-- Begin Provided records --

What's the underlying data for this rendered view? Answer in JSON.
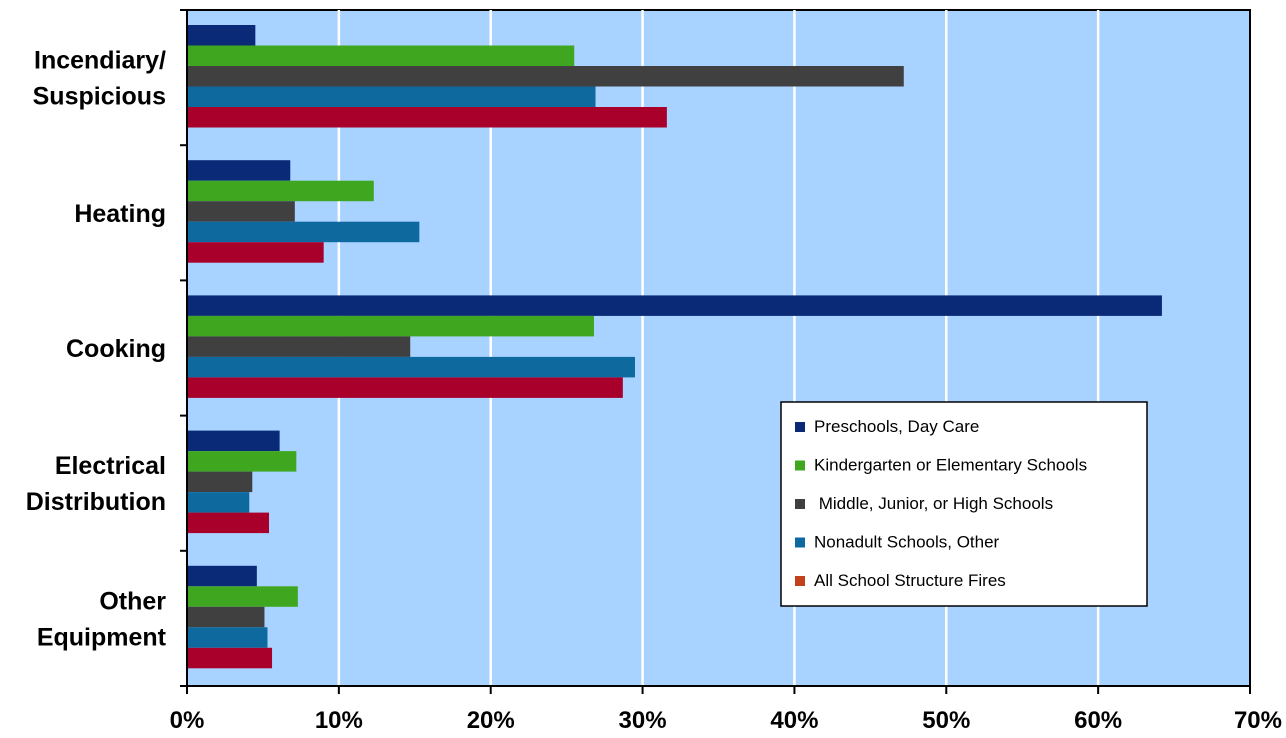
{
  "chart_data": {
    "type": "bar",
    "orientation": "horizontal",
    "categories": [
      [
        "Incendiary/",
        "Suspicious"
      ],
      [
        "Heating"
      ],
      [
        "Cooking"
      ],
      [
        "Electrical",
        "Distribution"
      ],
      [
        "Other",
        "Equipment"
      ]
    ],
    "series": [
      {
        "name": "Preschools, Day Care",
        "color": "#0a2a78",
        "values": [
          4.5,
          6.8,
          64.2,
          6.1,
          4.6
        ]
      },
      {
        "name": "Kindergarten or Elementary Schools",
        "color": "#3fa71f",
        "values": [
          25.5,
          12.3,
          26.8,
          7.2,
          7.3
        ]
      },
      {
        "name": " Middle, Junior, or High Schools",
        "color": "#404040",
        "values": [
          47.2,
          7.1,
          14.7,
          4.3,
          5.1
        ]
      },
      {
        "name": "Nonadult Schools, Other",
        "color": "#0e6a9e",
        "values": [
          26.9,
          15.3,
          29.5,
          4.1,
          5.3
        ]
      },
      {
        "name": "All School Structure Fires",
        "color": "#a8002b",
        "legend_color": "#c0411a",
        "values": [
          31.6,
          9.0,
          28.7,
          5.4,
          5.6
        ]
      }
    ],
    "xlim": [
      0,
      70
    ],
    "x_ticks": [
      "0%",
      "10%",
      "20%",
      "30%",
      "40%",
      "50%",
      "60%",
      "70%"
    ],
    "grid": true,
    "plot_background": "#a8d2ff",
    "legend_position": "right"
  }
}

-- End Provided records --

▸ Task prompt:
What comes back should match the records exactly, minus any pictures.

▸ In response:
What's the underlying data for this rendered view? Answer in JSON.
{
  "chart_data": {
    "type": "bar",
    "orientation": "horizontal",
    "categories": [
      [
        "Incendiary/",
        "Suspicious"
      ],
      [
        "Heating"
      ],
      [
        "Cooking"
      ],
      [
        "Electrical",
        "Distribution"
      ],
      [
        "Other",
        "Equipment"
      ]
    ],
    "series": [
      {
        "name": "Preschools, Day Care",
        "color": "#0a2a78",
        "values": [
          4.5,
          6.8,
          64.2,
          6.1,
          4.6
        ]
      },
      {
        "name": "Kindergarten or Elementary Schools",
        "color": "#3fa71f",
        "values": [
          25.5,
          12.3,
          26.8,
          7.2,
          7.3
        ]
      },
      {
        "name": " Middle, Junior, or High Schools",
        "color": "#404040",
        "values": [
          47.2,
          7.1,
          14.7,
          4.3,
          5.1
        ]
      },
      {
        "name": "Nonadult Schools, Other",
        "color": "#0e6a9e",
        "values": [
          26.9,
          15.3,
          29.5,
          4.1,
          5.3
        ]
      },
      {
        "name": "All School Structure Fires",
        "color": "#a8002b",
        "legend_color": "#c0411a",
        "values": [
          31.6,
          9.0,
          28.7,
          5.4,
          5.6
        ]
      }
    ],
    "xlim": [
      0,
      70
    ],
    "x_ticks": [
      "0%",
      "10%",
      "20%",
      "30%",
      "40%",
      "50%",
      "60%",
      "70%"
    ],
    "grid": true,
    "plot_background": "#a8d2ff",
    "legend_position": "right"
  }
}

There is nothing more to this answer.